REQUIREMENTS: Copy every line of the material below word for word.

──────── DATA ROWS

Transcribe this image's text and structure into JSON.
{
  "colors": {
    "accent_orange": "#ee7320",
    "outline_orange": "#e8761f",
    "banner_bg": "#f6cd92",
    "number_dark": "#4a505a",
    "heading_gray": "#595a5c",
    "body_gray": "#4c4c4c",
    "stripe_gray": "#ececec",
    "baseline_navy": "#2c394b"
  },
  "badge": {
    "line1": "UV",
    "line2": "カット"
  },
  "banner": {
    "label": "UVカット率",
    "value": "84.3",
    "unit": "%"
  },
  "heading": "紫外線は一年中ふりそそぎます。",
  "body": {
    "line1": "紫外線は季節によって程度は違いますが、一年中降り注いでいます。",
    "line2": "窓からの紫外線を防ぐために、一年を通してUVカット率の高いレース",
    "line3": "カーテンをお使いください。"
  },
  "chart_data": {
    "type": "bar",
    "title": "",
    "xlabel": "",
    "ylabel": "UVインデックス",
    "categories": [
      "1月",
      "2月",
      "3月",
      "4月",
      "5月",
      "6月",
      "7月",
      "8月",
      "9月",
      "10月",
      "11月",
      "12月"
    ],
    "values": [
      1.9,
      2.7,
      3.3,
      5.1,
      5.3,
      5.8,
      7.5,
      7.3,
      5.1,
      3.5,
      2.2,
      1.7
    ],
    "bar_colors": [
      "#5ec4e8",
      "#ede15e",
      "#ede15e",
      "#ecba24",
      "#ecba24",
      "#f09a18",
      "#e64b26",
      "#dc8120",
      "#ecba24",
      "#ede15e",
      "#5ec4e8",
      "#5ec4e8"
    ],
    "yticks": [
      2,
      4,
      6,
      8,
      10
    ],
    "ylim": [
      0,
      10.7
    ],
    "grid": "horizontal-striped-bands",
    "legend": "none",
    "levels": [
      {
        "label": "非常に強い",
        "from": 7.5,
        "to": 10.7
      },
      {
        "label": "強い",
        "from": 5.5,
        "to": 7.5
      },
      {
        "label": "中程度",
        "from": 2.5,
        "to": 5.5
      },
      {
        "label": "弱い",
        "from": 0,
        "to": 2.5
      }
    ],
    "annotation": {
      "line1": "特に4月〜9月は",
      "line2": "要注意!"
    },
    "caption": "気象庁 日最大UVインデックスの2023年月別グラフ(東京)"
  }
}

────────────────

EXERCISE SOLUTION:
Transcribe this image's text and structure into JSON.
{
  "colors": {
    "accent_orange": "#ee7320",
    "outline_orange": "#e8761f",
    "banner_bg": "#f6cd92",
    "number_dark": "#4a505a",
    "heading_gray": "#595a5c",
    "body_gray": "#4c4c4c",
    "stripe_gray": "#ececec",
    "baseline_navy": "#2c394b"
  },
  "badge": {
    "line1": "UV",
    "line2": "カット"
  },
  "banner": {
    "label": "UVカット率",
    "value": "84.3",
    "unit": "%"
  },
  "heading": "紫外線は一年中ふりそそぎます。",
  "body": {
    "line1": "紫外線は季節によって程度は違いますが、一年中降り注いでいます。",
    "line2": "窓からの紫外線を防ぐために、一年を通してUVカット率の高いレース",
    "line3": "カーテンをお使いください。"
  },
  "chart_data": {
    "type": "bar",
    "title": "",
    "xlabel": "",
    "ylabel": "UVインデックス",
    "categories": [
      "1月",
      "2月",
      "3月",
      "4月",
      "5月",
      "6月",
      "7月",
      "8月",
      "9月",
      "10月",
      "11月",
      "12月"
    ],
    "values": [
      1.9,
      2.7,
      3.3,
      5.1,
      5.3,
      5.8,
      7.5,
      7.3,
      5.1,
      3.5,
      2.2,
      1.7
    ],
    "bar_colors": [
      "#5ec4e8",
      "#ede15e",
      "#ede15e",
      "#ecba24",
      "#ecba24",
      "#f09a18",
      "#e64b26",
      "#dc8120",
      "#ecba24",
      "#ede15e",
      "#5ec4e8",
      "#5ec4e8"
    ],
    "yticks": [
      2,
      4,
      6,
      8,
      10
    ],
    "ylim": [
      0,
      10.7
    ],
    "grid": "horizontal-striped-bands",
    "legend": "none",
    "levels": [
      {
        "label": "非常に強い",
        "from": 7.5,
        "to": 10.7
      },
      {
        "label": "強い",
        "from": 5.5,
        "to": 7.5
      },
      {
        "label": "中程度",
        "from": 2.5,
        "to": 5.5
      },
      {
        "label": "弱い",
        "from": 0,
        "to": 2.5
      }
    ],
    "annotation": {
      "line1": "特に4月〜9月は",
      "line2": "要注意!"
    },
    "caption": "気象庁 日最大UVインデックスの2023年月別グラフ(東京)"
  }
}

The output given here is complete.